▶ _RECORD EXTRACTS_:

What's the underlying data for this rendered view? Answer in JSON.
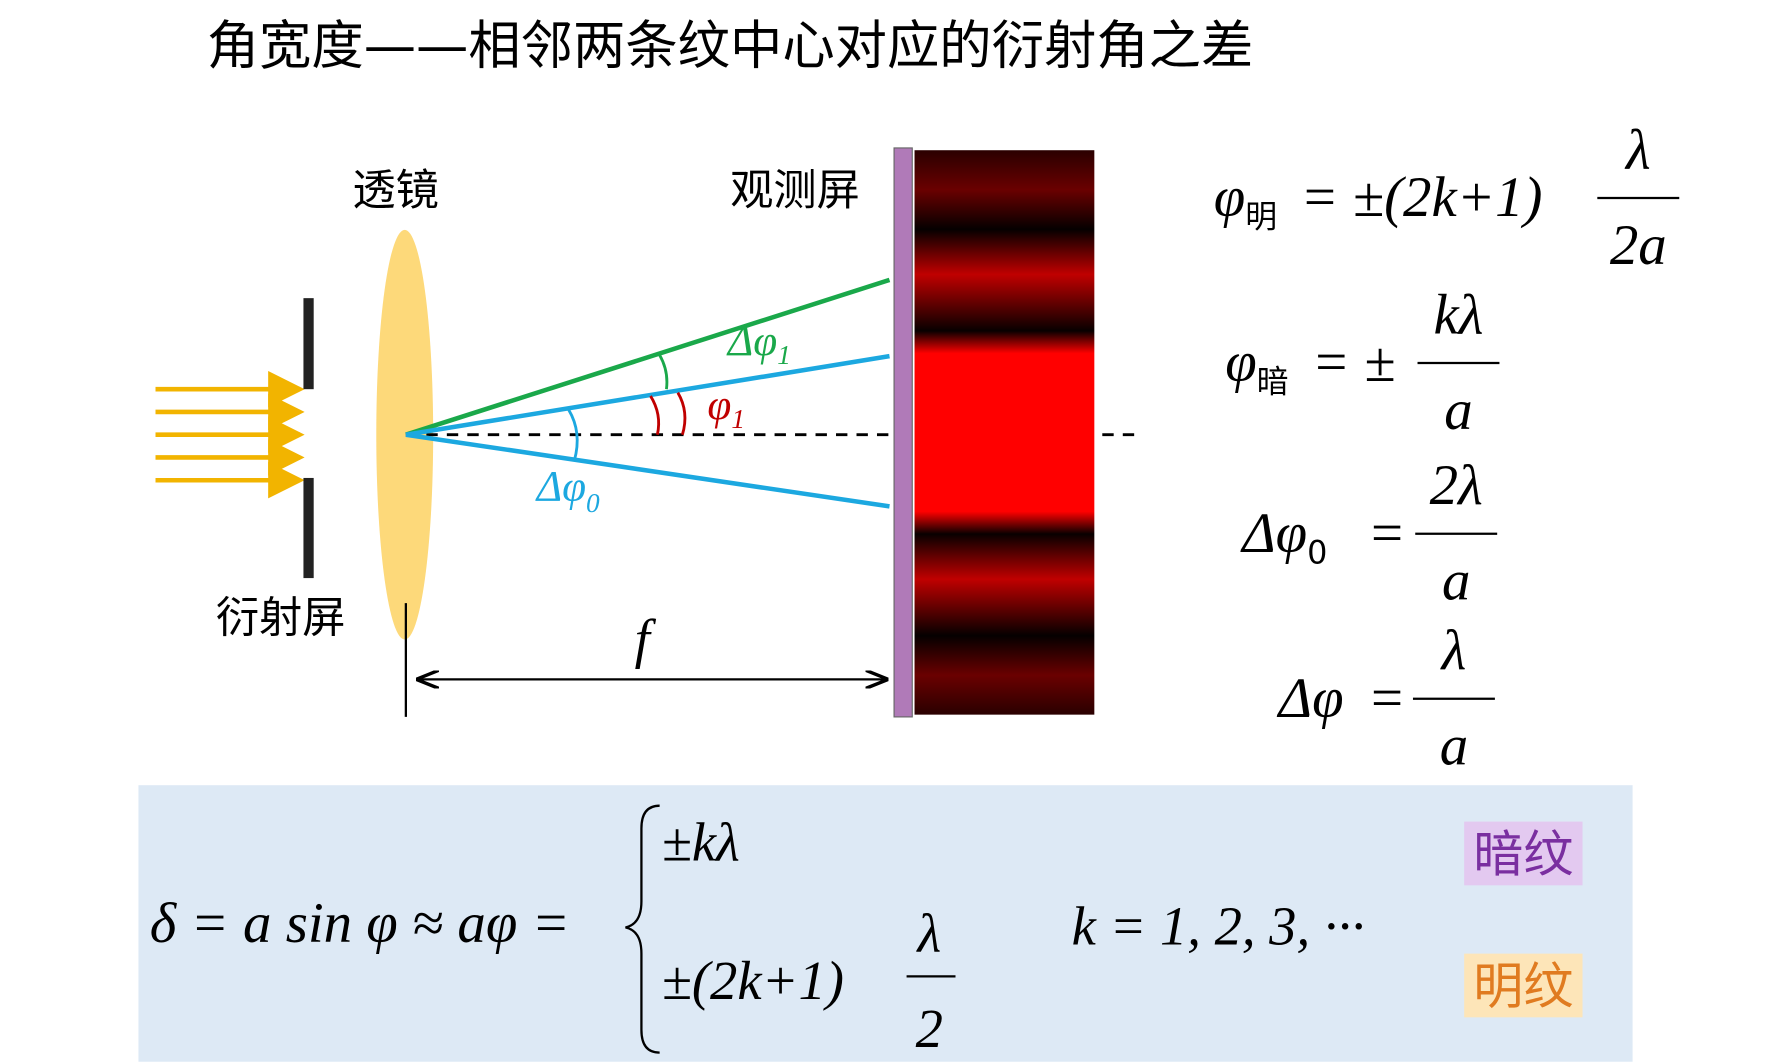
{
  "header": {
    "title": "角宽度——相邻两条纹中心对应的衍射角之差"
  },
  "diagram": {
    "lens_label": "透镜",
    "screen_label": "观测屏",
    "slit_label": "衍射屏",
    "focal_label": "f",
    "angle_labels": [
      {
        "symbol": "Δφ",
        "sub": "1"
      },
      {
        "symbol": "φ",
        "sub": "1"
      },
      {
        "symbol": "Δφ",
        "sub": "0"
      }
    ]
  },
  "formulas": [
    {
      "lhs": "φ",
      "sub": "明",
      "rhs": "= ±(2k+1)",
      "num": "λ",
      "den": "2a"
    },
    {
      "lhs": "φ",
      "sub": "暗",
      "rhs": "= ±",
      "num": "kλ",
      "den": "a"
    },
    {
      "lhs": "Δφ",
      "sub": "0",
      "rhs": "=",
      "num": "2λ",
      "den": "a"
    },
    {
      "lhs": "Δφ",
      "sub": "",
      "rhs": "=",
      "num": "λ",
      "den": "a"
    }
  ],
  "condition": {
    "lhs": "δ = a sin φ ≈ aφ =",
    "dark_case": "±kλ",
    "bright_case": "±(2k+1)",
    "bright_num": "λ",
    "bright_den": "2",
    "k_range": "k = 1, 2, 3, ···",
    "dark_tag": "暗纹",
    "bright_tag": "明纹"
  }
}
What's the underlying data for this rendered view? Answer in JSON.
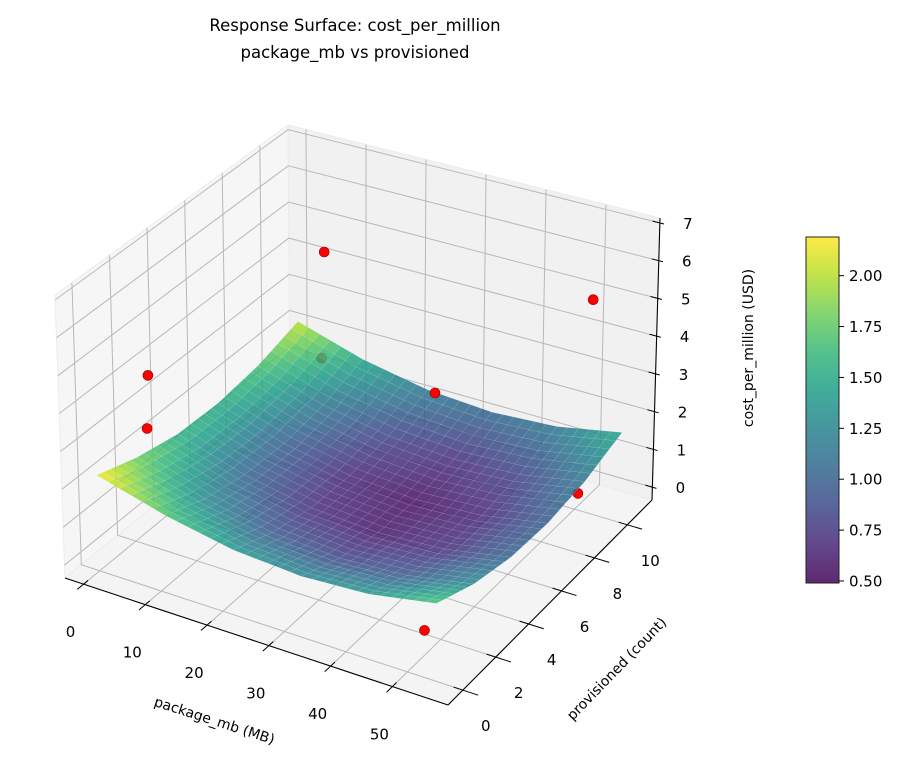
{
  "chart_data": {
    "type": "surface",
    "title": "Response Surface: cost_per_million",
    "subtitle": "package_mb vs provisioned",
    "xlabel": "package_mb (MB)",
    "ylabel": "provisioned (count)",
    "zlabel": "cost_per_million (USD)",
    "xlim": [
      -3,
      59
    ],
    "ylim": [
      -0.9,
      11.5
    ],
    "zlim": [
      -0.34,
      7.13
    ],
    "x_ticks": [
      "0",
      "10",
      "20",
      "30",
      "40",
      "50"
    ],
    "y_ticks": [
      "0",
      "2",
      "4",
      "6",
      "8",
      "10"
    ],
    "z_ticks": [
      "0",
      "1",
      "2",
      "3",
      "4",
      "5",
      "6",
      "7"
    ],
    "grid": true,
    "colormap": "viridis",
    "surface": {
      "x": [
        0,
        11,
        22,
        33,
        44,
        55
      ],
      "y": [
        0,
        2.2,
        4.4,
        6.6,
        8.8,
        11
      ],
      "z": [
        [
          2.19,
          1.71,
          1.38,
          1.27,
          1.38,
          1.71
        ],
        [
          1.82,
          1.28,
          0.95,
          0.84,
          0.95,
          1.28
        ],
        [
          1.58,
          1.04,
          0.71,
          0.6,
          0.71,
          1.04
        ],
        [
          1.54,
          0.99,
          0.67,
          0.56,
          0.67,
          0.99
        ],
        [
          1.69,
          1.14,
          0.82,
          0.71,
          0.82,
          1.14
        ],
        [
          2.03,
          1.49,
          1.16,
          1.05,
          1.16,
          1.49
        ]
      ]
    },
    "scatter": [
      [
        15.3,
        7.5,
        6.0
      ],
      [
        1.5,
        2.4,
        4.0
      ],
      [
        3.6,
        1.6,
        3.0
      ],
      [
        14.1,
        7.7,
        3.0
      ],
      [
        33.3,
        7.6,
        3.0
      ],
      [
        53.4,
        9.7,
        5.5
      ],
      [
        55.0,
        8.4,
        1.0
      ],
      [
        51.0,
        0.7,
        0.5
      ]
    ],
    "scatter_color": "#ff0000",
    "colorbar": {
      "range": [
        0.49,
        2.19
      ],
      "ticks": [
        "0.50",
        "0.75",
        "1.00",
        "1.25",
        "1.50",
        "1.75",
        "2.00"
      ],
      "tick_values": [
        0.5,
        0.75,
        1.0,
        1.25,
        1.5,
        1.75,
        2.0
      ]
    }
  }
}
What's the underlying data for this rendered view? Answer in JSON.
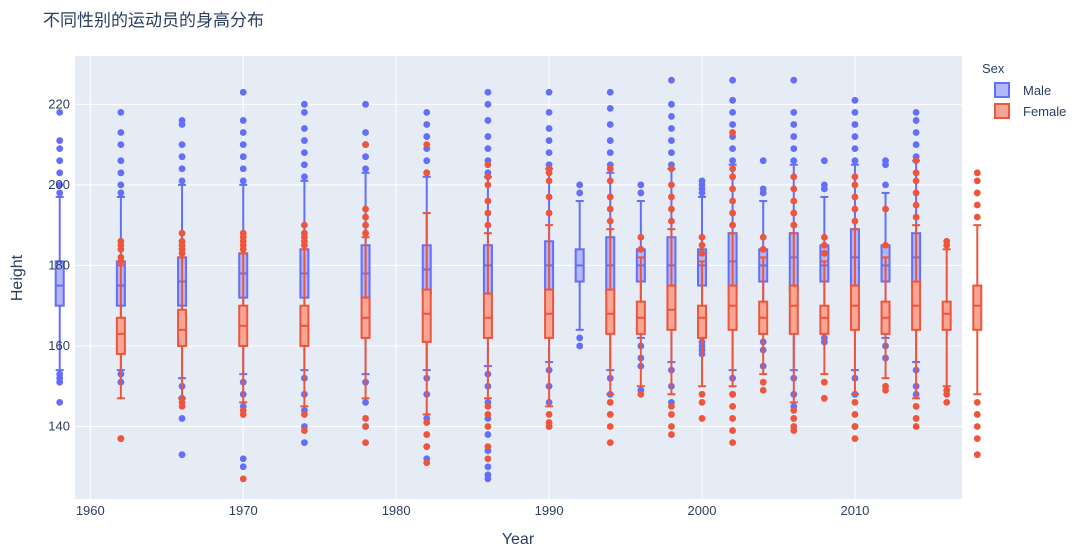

▶ _SET EXERCISE_: Images in the records should not be copied. Repeat all the rest exactly.

▶ _ANSWER FOR THE TASK_:
What's the underlying data for this rendered view? Answer in JSON.
{
  "header": {
    "title": "角宽度——相邻两条纹中心对应的衍射角之差"
  },
  "diagram": {
    "lens_label": "透镜",
    "screen_label": "观测屏",
    "slit_label": "衍射屏",
    "focal_label": "f",
    "angle_labels": [
      {
        "symbol": "Δφ",
        "sub": "1"
      },
      {
        "symbol": "φ",
        "sub": "1"
      },
      {
        "symbol": "Δφ",
        "sub": "0"
      }
    ]
  },
  "formulas": [
    {
      "lhs": "φ",
      "sub": "明",
      "rhs": "= ±(2k+1)",
      "num": "λ",
      "den": "2a"
    },
    {
      "lhs": "φ",
      "sub": "暗",
      "rhs": "= ±",
      "num": "kλ",
      "den": "a"
    },
    {
      "lhs": "Δφ",
      "sub": "0",
      "rhs": "=",
      "num": "2λ",
      "den": "a"
    },
    {
      "lhs": "Δφ",
      "sub": "",
      "rhs": "=",
      "num": "λ",
      "den": "a"
    }
  ],
  "condition": {
    "lhs": "δ = a sin φ ≈ aφ =",
    "dark_case": "±kλ",
    "bright_case": "±(2k+1)",
    "bright_num": "λ",
    "bright_den": "2",
    "k_range": "k = 1, 2, 3, ···",
    "dark_tag": "暗纹",
    "bright_tag": "明纹"
  }
}
What's the underlying data for this rendered view? Answer in JSON.
{
  "chart_data": {
    "type": "surface",
    "title": "Response Surface: cost_per_million",
    "subtitle": "package_mb vs provisioned",
    "xlabel": "package_mb (MB)",
    "ylabel": "provisioned (count)",
    "zlabel": "cost_per_million (USD)",
    "xlim": [
      -3,
      59
    ],
    "ylim": [
      -0.9,
      11.5
    ],
    "zlim": [
      -0.34,
      7.13
    ],
    "x_ticks": [
      "0",
      "10",
      "20",
      "30",
      "40",
      "50"
    ],
    "y_ticks": [
      "0",
      "2",
      "4",
      "6",
      "8",
      "10"
    ],
    "z_ticks": [
      "0",
      "1",
      "2",
      "3",
      "4",
      "5",
      "6",
      "7"
    ],
    "grid": true,
    "colormap": "viridis",
    "surface": {
      "x": [
        0,
        11,
        22,
        33,
        44,
        55
      ],
      "y": [
        0,
        2.2,
        4.4,
        6.6,
        8.8,
        11
      ],
      "z": [
        [
          2.19,
          1.71,
          1.38,
          1.27,
          1.38,
          1.71
        ],
        [
          1.82,
          1.28,
          0.95,
          0.84,
          0.95,
          1.28
        ],
        [
          1.58,
          1.04,
          0.71,
          0.6,
          0.71,
          1.04
        ],
        [
          1.54,
          0.99,
          0.67,
          0.56,
          0.67,
          0.99
        ],
        [
          1.69,
          1.14,
          0.82,
          0.71,
          0.82,
          1.14
        ],
        [
          2.03,
          1.49,
          1.16,
          1.05,
          1.16,
          1.49
        ]
      ]
    },
    "scatter": [
      [
        15.3,
        7.5,
        6.0
      ],
      [
        1.5,
        2.4,
        4.0
      ],
      [
        3.6,
        1.6,
        3.0
      ],
      [
        14.1,
        7.7,
        3.0
      ],
      [
        33.3,
        7.6,
        3.0
      ],
      [
        53.4,
        9.7,
        5.5
      ],
      [
        55.0,
        8.4,
        1.0
      ],
      [
        51.0,
        0.7,
        0.5
      ]
    ],
    "scatter_color": "#ff0000",
    "colorbar": {
      "range": [
        0.49,
        2.19
      ],
      "ticks": [
        "0.50",
        "0.75",
        "1.00",
        "1.25",
        "1.50",
        "1.75",
        "2.00"
      ],
      "tick_values": [
        0.5,
        0.75,
        1.0,
        1.25,
        1.5,
        1.75,
        2.0
      ]
    }
  }
}
What's the underlying data for this rendered view? Answer in JSON.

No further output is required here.